→ TASK TO CARRY OUT: Answer with one number only: the number of lines that include the word "satu".

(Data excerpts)
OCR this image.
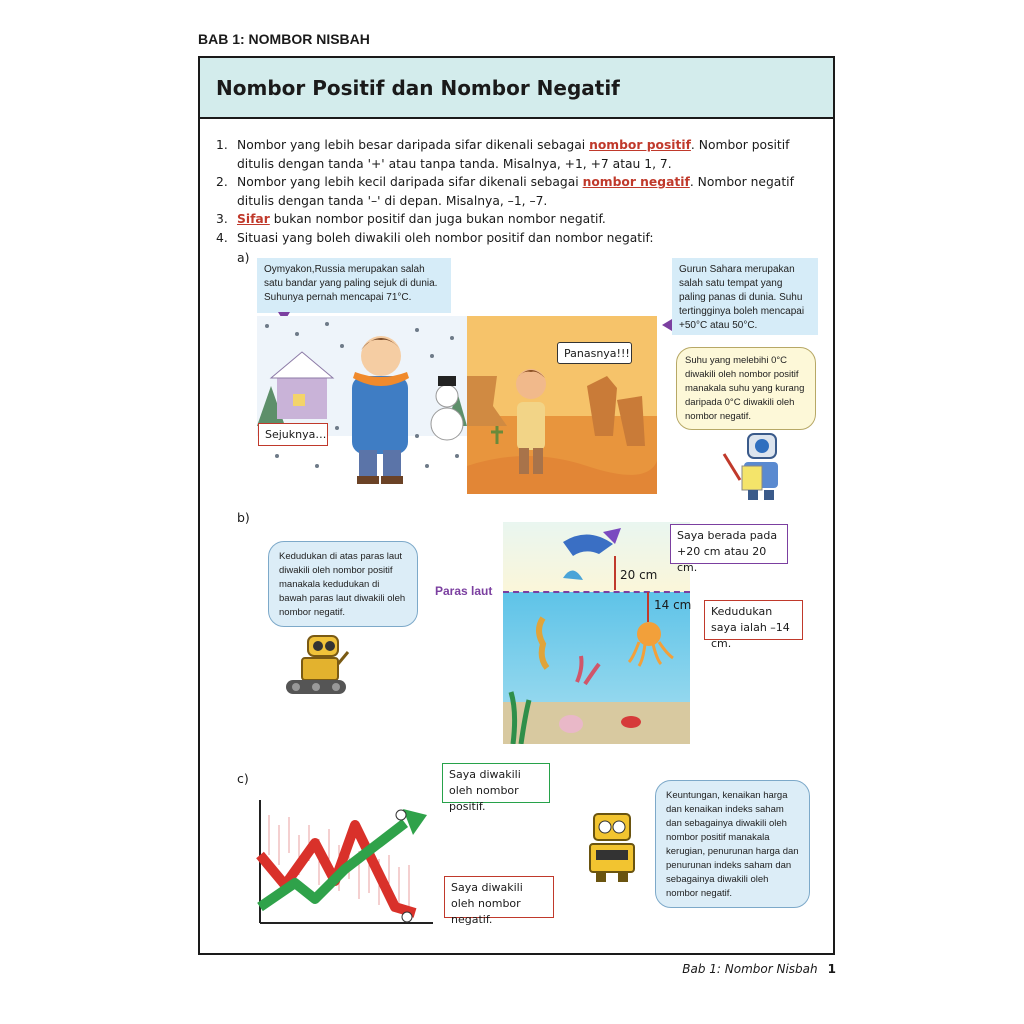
BAB 1: NOMBOR NISBAH
Nombor Positif dan Nombor Negatif
1. Nombor yang lebih besar daripada sifar dikenali sebagai nombor positif. Nombor positif ditulis dengan tanda '+' atau tanpa tanda. Misalnya, +1, +7 atau 1, 7.
2. Nombor yang lebih kecil daripada sifar dikenali sebagai nombor negatif. Nombor negatif ditulis dengan tanda '–' di depan. Misalnya, –1, –7.
3. Sifar bukan nombor positif dan juga bukan nombor negatif.
4. Situasi yang boleh diwakili oleh nombor positif dan nombor negatif:
a)
Oymyakon,Russia merupakan salah satu bandar yang paling sejuk di dunia. Suhunya pernah mencapai 71°C.
Gurun Sahara merupakan salah satu tempat yang paling panas di dunia. Suhu tertingginya boleh mencapai +50°C atau 50°C.
Sejuknya…
Panasnya!!!
Suhu yang melebihi 0°C diwakili oleh nombor positif manakala suhu yang kurang daripada 0°C diwakili oleh nombor negatif.
b)
Kedudukan di atas paras laut diwakili oleh nombor positif manakala kedudukan di bawah paras laut diwakili oleh nombor negatif.
Paras laut
20 cm
14 cm
Saya berada pada +20 cm atau 20 cm.
Kedudukan saya ialah –14 cm.
c)	Saya diwakili oleh nombor positif.
Saya diwakili oleh nombor negatif.
Keuntungan, kenaikan harga dan kenaikan indeks saham dan sebagainya diwakili oleh nombor positif manakala kerugian, penurunan harga dan penurunan indeks saham dan sebagainya diwakili oleh nombor negatif.
Bab 1: Nombor Nisbah 1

→ TASK OUTPUT: 2